Objective => Look through the records below, and copy out every line that holds the string "Città".

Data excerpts
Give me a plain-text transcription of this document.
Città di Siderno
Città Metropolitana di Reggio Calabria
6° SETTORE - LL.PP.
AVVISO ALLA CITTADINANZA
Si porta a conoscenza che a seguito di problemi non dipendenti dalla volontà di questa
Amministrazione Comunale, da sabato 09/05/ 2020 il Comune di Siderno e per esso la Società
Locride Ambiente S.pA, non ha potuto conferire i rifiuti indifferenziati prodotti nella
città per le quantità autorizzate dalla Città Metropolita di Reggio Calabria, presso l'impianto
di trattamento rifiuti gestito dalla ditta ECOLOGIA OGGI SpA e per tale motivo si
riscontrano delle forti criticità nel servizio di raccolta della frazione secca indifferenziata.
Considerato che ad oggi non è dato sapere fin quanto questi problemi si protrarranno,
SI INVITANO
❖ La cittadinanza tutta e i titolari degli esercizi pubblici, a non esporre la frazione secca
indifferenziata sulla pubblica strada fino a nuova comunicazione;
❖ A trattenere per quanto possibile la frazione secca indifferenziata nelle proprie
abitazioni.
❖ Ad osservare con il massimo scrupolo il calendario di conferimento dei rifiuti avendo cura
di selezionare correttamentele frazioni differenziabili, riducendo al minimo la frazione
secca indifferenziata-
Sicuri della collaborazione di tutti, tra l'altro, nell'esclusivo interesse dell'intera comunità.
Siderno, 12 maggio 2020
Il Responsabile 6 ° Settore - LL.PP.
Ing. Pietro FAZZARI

Final result =>
Città di Siderno
Città Metropolitana di Reggio Calabria
città per le quantità autorizzate dalla Città Metropolita di Reggio Calabria, presso l'impianto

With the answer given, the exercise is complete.